- RECORD EXTRACTS
--- Start ---

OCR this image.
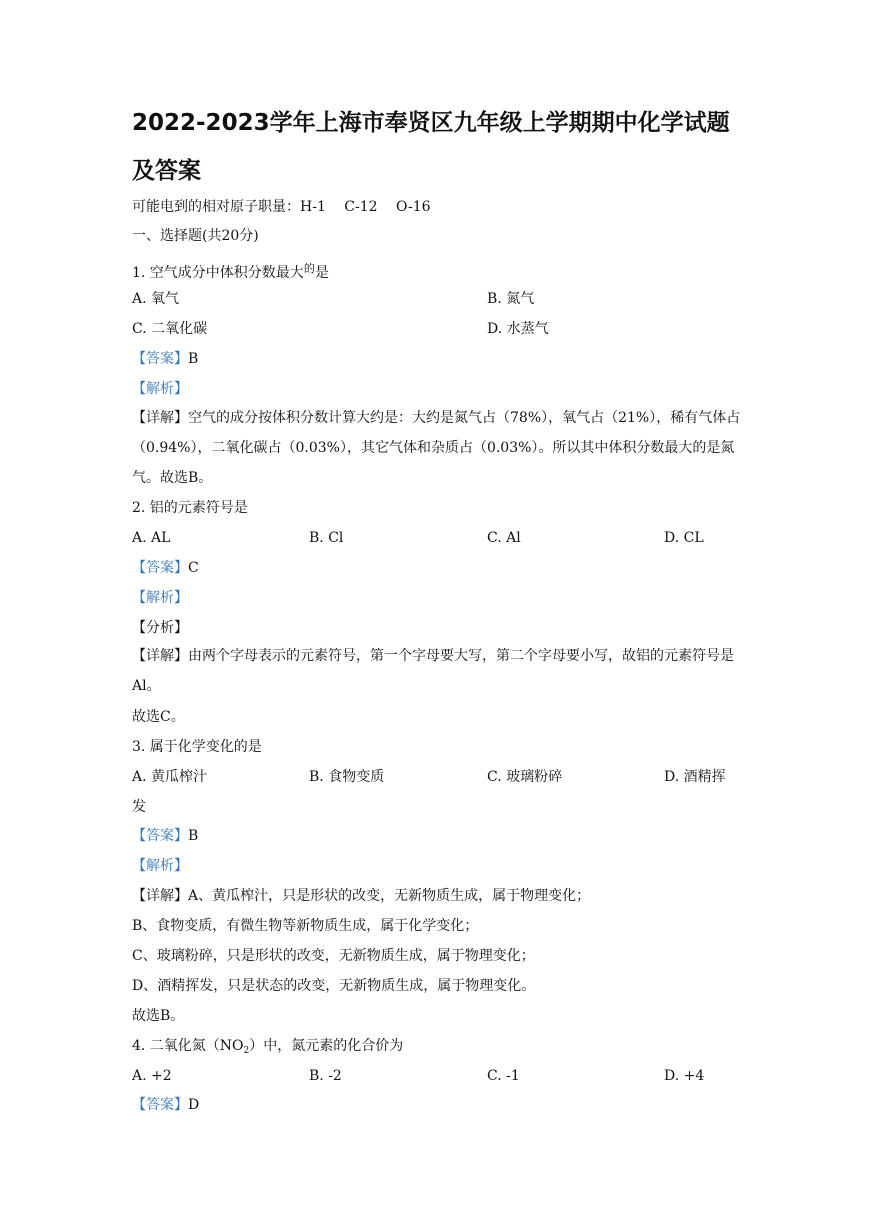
2022-2023学年上海市奉贤区九年级上学期期中化学试题及答案
可能电到的相对原子职量：H-1　 C-12　 O-16
一、选择题(共20分)
1. 空气成分中体积分数最大$^的$是
A. 氧气	B. 氮气
C. 二氧化碳	D. 水蒸气
【答案】B
【解析】
【详解】空气的成分按体积分数计算大约是：大约是氮气占（78%），氧气占（21%），稀有气体占（0.94%），二氧化碳占（0.03%），其它气体和杂质占（0.03%）。所以其中体积分数最大的是氮气。故选B。
2. 铝的元素符号是
A. AL	B. Cl	C. Al	D. CL
【答案】C
【解析】
【分析】
【详解】由两个字母表示的元素符号，第一个字母要大写，第二个字母要小写，故铝的元素符号是Al。
故选C。
3. 属于化学变化的是
A. 黄瓜榨汁	B. 食物变质	C. 玻璃粉碎	D. 酒精挥
发
【答案】B
【解析】
【详解】A、黄瓜榨汁，只是形状的改变，无新物质生成，属于物理变化；
B、食物变质，有微生物等新物质生成，属于化学变化；
C、玻璃粉碎，只是形状的改变，无新物质生成，属于物理变化；
D、酒精挥发，只是状态的改变，无新物质生成，属于物理变化。
故选B。
4. 二氧化氮$(NO_2)$中，氮元素的化合价为
A. +2	B. -2	C. -1	D. +4
【答案】D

--- End ---

- DIRECTIONS
Reproduce each entry precisely. Leave the pictures out.

- ANSWER BELOW
OCR this image.
2022-2023学年上海市奉贤区九年级上学期期中化学试题及答案
可能电到的相对原子职量：H-1　 C-12　 O-16
一、选择题(共20分)
1. 空气成分中体积分数最大$^的$是
A. 氧气	B. 氮气
C. 二氧化碳	D. 水蒸气
【答案】B
【解析】
【详解】空气的成分按体积分数计算大约是：大约是氮气占（78%），氧气占（21%），稀有气体占（0.94%），二氧化碳占（0.03%），其它气体和杂质占（0.03%）。所以其中体积分数最大的是氮气。故选B。
2. 铝的元素符号是
A. AL	B. Cl	C. Al	D. CL
【答案】C
【解析】
【分析】
【详解】由两个字母表示的元素符号，第一个字母要大写，第二个字母要小写，故铝的元素符号是Al。
故选C。
3. 属于化学变化的是
A. 黄瓜榨汁	B. 食物变质	C. 玻璃粉碎	D. 酒精挥
发
【答案】B
【解析】
【详解】A、黄瓜榨汁，只是形状的改变，无新物质生成，属于物理变化；
B、食物变质，有微生物等新物质生成，属于化学变化；
C、玻璃粉碎，只是形状的改变，无新物质生成，属于物理变化；
D、酒精挥发，只是状态的改变，无新物质生成，属于物理变化。
故选B。
4. 二氧化氮$(NO_2)$中，氮元素的化合价为
A. +2	B. -2	C. -1	D. +4
【答案】D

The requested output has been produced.